■ **Task description**: Among the records below, find each line that includes the string "nmol" and copy it.

■ **Supplied records**:
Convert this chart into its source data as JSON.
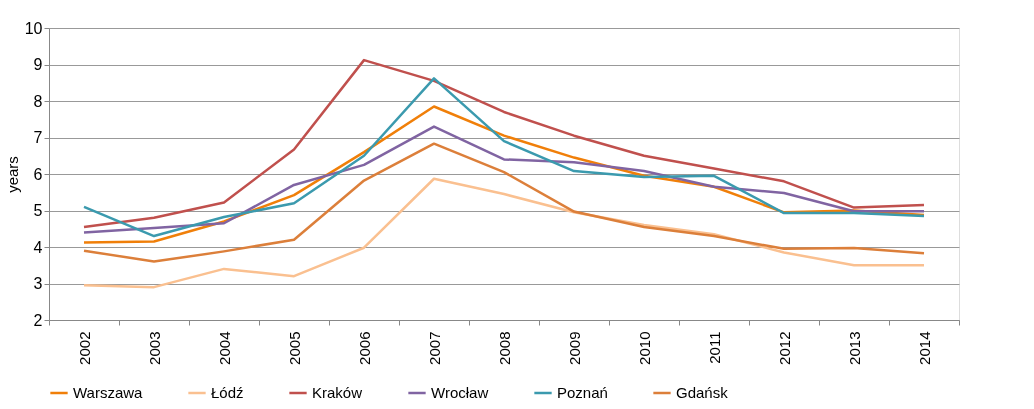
{
  "chart_data": {
    "type": "line",
    "ylabel": "years",
    "categories": [
      "2002",
      "2003",
      "2004",
      "2005",
      "2006",
      "2007",
      "2008",
      "2009",
      "2010",
      "2011",
      "2012",
      "2013",
      "2014"
    ],
    "ylim": [
      2,
      10
    ],
    "yticks": [
      2,
      3,
      4,
      5,
      6,
      7,
      8,
      9,
      10
    ],
    "grid": "y",
    "legend": "bottom",
    "marker": "none",
    "line_style": "solid",
    "series": [
      {
        "name": "Warszawa",
        "color": "#f07f09",
        "values": [
          4.12,
          4.15,
          4.7,
          5.42,
          6.6,
          7.85,
          7.05,
          6.45,
          5.95,
          5.65,
          4.95,
          5.0,
          4.88
        ]
      },
      {
        "name": "Łódź",
        "color": "#fac090",
        "values": [
          2.95,
          2.9,
          3.4,
          3.2,
          3.98,
          5.87,
          5.45,
          4.95,
          4.6,
          4.35,
          3.85,
          3.5,
          3.5
        ]
      },
      {
        "name": "Kraków",
        "color": "#c0504d",
        "values": [
          4.55,
          4.8,
          5.22,
          6.67,
          9.12,
          8.55,
          7.7,
          7.05,
          6.5,
          6.15,
          5.8,
          5.08,
          5.15
        ]
      },
      {
        "name": "Wrocław",
        "color": "#8064a2",
        "values": [
          4.4,
          4.52,
          4.65,
          5.7,
          6.25,
          7.3,
          6.4,
          6.32,
          6.08,
          5.65,
          5.48,
          4.98,
          4.98
        ]
      },
      {
        "name": "Poznań",
        "color": "#3b9aae",
        "values": [
          5.1,
          4.3,
          4.82,
          5.2,
          6.5,
          8.62,
          6.9,
          6.08,
          5.92,
          5.95,
          4.93,
          4.93,
          4.85
        ]
      },
      {
        "name": "Gdańsk",
        "color": "#dc7f3a",
        "values": [
          3.9,
          3.6,
          3.88,
          4.2,
          5.82,
          6.83,
          6.05,
          4.97,
          4.55,
          4.3,
          3.95,
          3.97,
          3.83
        ]
      }
    ]
  }
}
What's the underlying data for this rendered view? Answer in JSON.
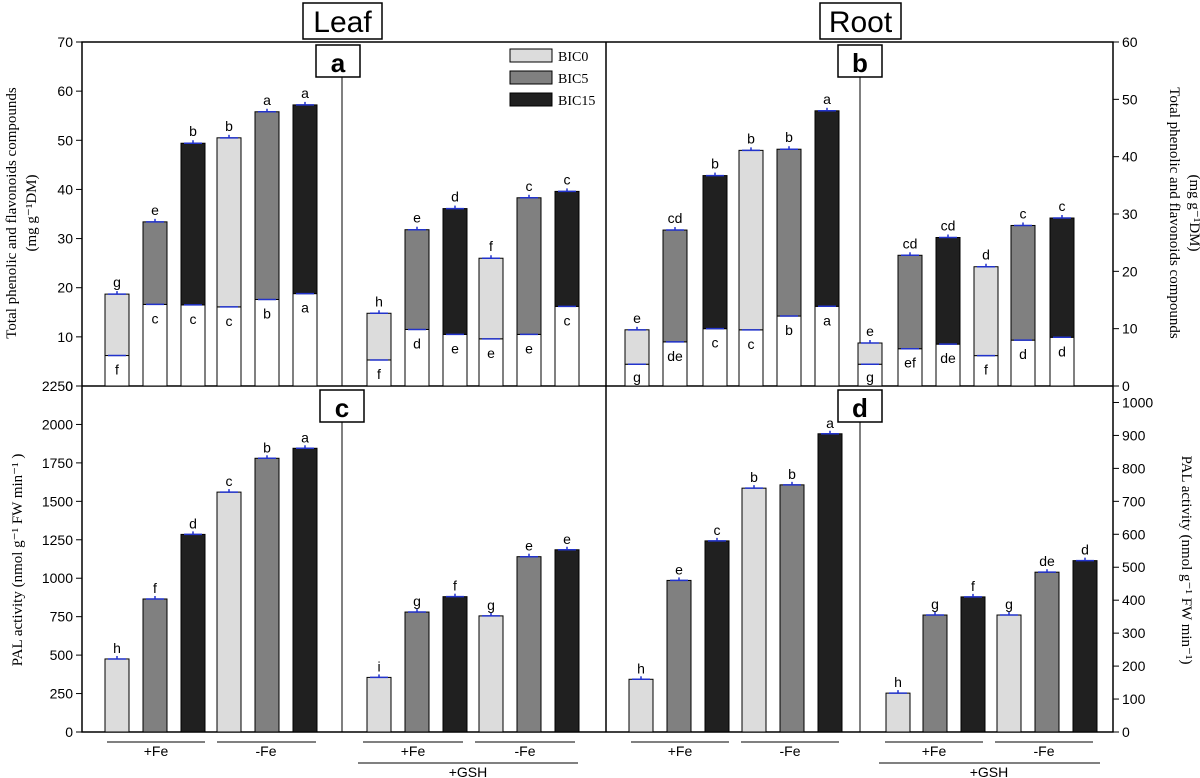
{
  "figure": {
    "organ_labels": [
      "Leaf",
      "Root"
    ],
    "panel_letters": [
      "a",
      "b",
      "c",
      "d"
    ],
    "group_labels": [
      "+Fe",
      "-Fe",
      "+Fe",
      "-Fe"
    ],
    "gsh_label": "+GSH",
    "ylabel_top_left_1": "Total phenolic and flavonoids compounds",
    "ylabel_top_left_2": "(mg g⁻¹DM)",
    "ylabel_top_right_1": "Total phenolic and flavonoids compounds",
    "ylabel_top_right_2": "(mg g⁻¹DM)",
    "ylabel_bottom_left": "PAL activity (nmol g⁻¹ FW min⁻¹ )",
    "ylabel_bottom_right": "PAL activity (nmol g⁻¹ FW min⁻¹)",
    "colors": {
      "BIC0": "#dcdcdc",
      "BIC5": "#808080",
      "BIC15": "#202020",
      "error": "#2233cc"
    }
  },
  "chart_data": [
    {
      "panel": "a",
      "type": "bar",
      "stacked": true,
      "organ": "Leaf",
      "legend": [
        "BIC0",
        "BIC5",
        "BIC15"
      ],
      "legend_position": "top",
      "ylim": [
        0,
        70
      ],
      "yticks": [
        0,
        10,
        20,
        30,
        40,
        50,
        60,
        70
      ],
      "bars": [
        {
          "series": "BIC0",
          "lower": 6.2,
          "total": 18.7,
          "total_letter": "g",
          "lower_letter": "f"
        },
        {
          "series": "BIC5",
          "lower": 16.6,
          "total": 33.4,
          "total_letter": "e",
          "lower_letter": "c"
        },
        {
          "series": "BIC15",
          "lower": 16.5,
          "total": 49.4,
          "total_letter": "b",
          "lower_letter": "c"
        },
        {
          "series": "BIC0",
          "lower": 16.1,
          "total": 50.5,
          "total_letter": "b",
          "lower_letter": "c"
        },
        {
          "series": "BIC5",
          "lower": 17.6,
          "total": 55.8,
          "total_letter": "a",
          "lower_letter": "b"
        },
        {
          "series": "BIC15",
          "lower": 18.8,
          "total": 57.2,
          "total_letter": "a",
          "lower_letter": "a"
        },
        {
          "series": "BIC0",
          "lower": 5.3,
          "total": 14.8,
          "total_letter": "h",
          "lower_letter": "f"
        },
        {
          "series": "BIC5",
          "lower": 11.5,
          "total": 31.8,
          "total_letter": "e",
          "lower_letter": "d"
        },
        {
          "series": "BIC15",
          "lower": 10.5,
          "total": 36.1,
          "total_letter": "d",
          "lower_letter": "e"
        },
        {
          "series": "BIC0",
          "lower": 9.6,
          "total": 26.0,
          "total_letter": "f",
          "lower_letter": "e"
        },
        {
          "series": "BIC5",
          "lower": 10.5,
          "total": 38.3,
          "total_letter": "c",
          "lower_letter": "e"
        },
        {
          "series": "BIC15",
          "lower": 16.2,
          "total": 39.6,
          "total_letter": "c",
          "lower_letter": "c"
        }
      ]
    },
    {
      "panel": "b",
      "type": "bar",
      "stacked": true,
      "organ": "Root",
      "ylim": [
        0,
        60
      ],
      "yticks": [
        0,
        10,
        20,
        30,
        40,
        50,
        60
      ],
      "bars": [
        {
          "series": "BIC0",
          "lower": 3.8,
          "total": 9.8,
          "total_letter": "e",
          "lower_letter": "g"
        },
        {
          "series": "BIC5",
          "lower": 7.7,
          "total": 27.2,
          "total_letter": "cd",
          "lower_letter": "de"
        },
        {
          "series": "BIC15",
          "lower": 10.0,
          "total": 36.7,
          "total_letter": "b",
          "lower_letter": "c"
        },
        {
          "series": "BIC0",
          "lower": 9.8,
          "total": 41.1,
          "total_letter": "b",
          "lower_letter": "c"
        },
        {
          "series": "BIC5",
          "lower": 12.2,
          "total": 41.3,
          "total_letter": "b",
          "lower_letter": "b"
        },
        {
          "series": "BIC15",
          "lower": 13.9,
          "total": 48.0,
          "total_letter": "a",
          "lower_letter": "a"
        },
        {
          "series": "BIC0",
          "lower": 3.8,
          "total": 7.5,
          "total_letter": "e",
          "lower_letter": "g"
        },
        {
          "series": "BIC5",
          "lower": 6.5,
          "total": 22.8,
          "total_letter": "cd",
          "lower_letter": "ef"
        },
        {
          "series": "BIC15",
          "lower": 7.3,
          "total": 25.9,
          "total_letter": "cd",
          "lower_letter": "de"
        },
        {
          "series": "BIC0",
          "lower": 5.3,
          "total": 20.8,
          "total_letter": "d",
          "lower_letter": "f"
        },
        {
          "series": "BIC5",
          "lower": 8.0,
          "total": 28.0,
          "total_letter": "c",
          "lower_letter": "d"
        },
        {
          "series": "BIC15",
          "lower": 8.5,
          "total": 29.3,
          "total_letter": "c",
          "lower_letter": "d"
        }
      ]
    },
    {
      "panel": "c",
      "type": "bar",
      "organ": "Leaf",
      "ylim": [
        0,
        2250
      ],
      "yticks": [
        0,
        250,
        500,
        750,
        1000,
        1250,
        1500,
        1750,
        2000,
        2250
      ],
      "bars": [
        {
          "series": "BIC0",
          "value": 475,
          "letter": "h"
        },
        {
          "series": "BIC5",
          "value": 865,
          "letter": "f"
        },
        {
          "series": "BIC15",
          "value": 1285,
          "letter": "d"
        },
        {
          "series": "BIC0",
          "value": 1560,
          "letter": "c"
        },
        {
          "series": "BIC5",
          "value": 1780,
          "letter": "b"
        },
        {
          "series": "BIC15",
          "value": 1845,
          "letter": "a"
        },
        {
          "series": "BIC0",
          "value": 355,
          "letter": "i"
        },
        {
          "series": "BIC5",
          "value": 780,
          "letter": "g"
        },
        {
          "series": "BIC15",
          "value": 880,
          "letter": "f"
        },
        {
          "series": "BIC0",
          "value": 755,
          "letter": "g"
        },
        {
          "series": "BIC5",
          "value": 1140,
          "letter": "e"
        },
        {
          "series": "BIC15",
          "value": 1185,
          "letter": "e"
        }
      ]
    },
    {
      "panel": "d",
      "type": "bar",
      "organ": "Root",
      "ylim": [
        0,
        1050
      ],
      "yticks": [
        0,
        100,
        200,
        300,
        400,
        500,
        600,
        700,
        800,
        900,
        1000
      ],
      "bars": [
        {
          "series": "BIC0",
          "value": 160,
          "letter": "h"
        },
        {
          "series": "BIC5",
          "value": 460,
          "letter": "e"
        },
        {
          "series": "BIC15",
          "value": 580,
          "letter": "c"
        },
        {
          "series": "BIC0",
          "value": 740,
          "letter": "b"
        },
        {
          "series": "BIC5",
          "value": 750,
          "letter": "b"
        },
        {
          "series": "BIC15",
          "value": 905,
          "letter": "a"
        },
        {
          "series": "BIC0",
          "value": 118,
          "letter": "h"
        },
        {
          "series": "BIC5",
          "value": 355,
          "letter": "g"
        },
        {
          "series": "BIC15",
          "value": 410,
          "letter": "f"
        },
        {
          "series": "BIC0",
          "value": 355,
          "letter": "g"
        },
        {
          "series": "BIC5",
          "value": 485,
          "letter": "de"
        },
        {
          "series": "BIC15",
          "value": 520,
          "letter": "d"
        }
      ]
    }
  ]
}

■ **Written answer**:
    "ylabel_bottom_left": "PAL activity (nmol g⁻¹ FW min⁻¹ )",
    "ylabel_bottom_right": "PAL activity (nmol g⁻¹ FW min⁻¹)",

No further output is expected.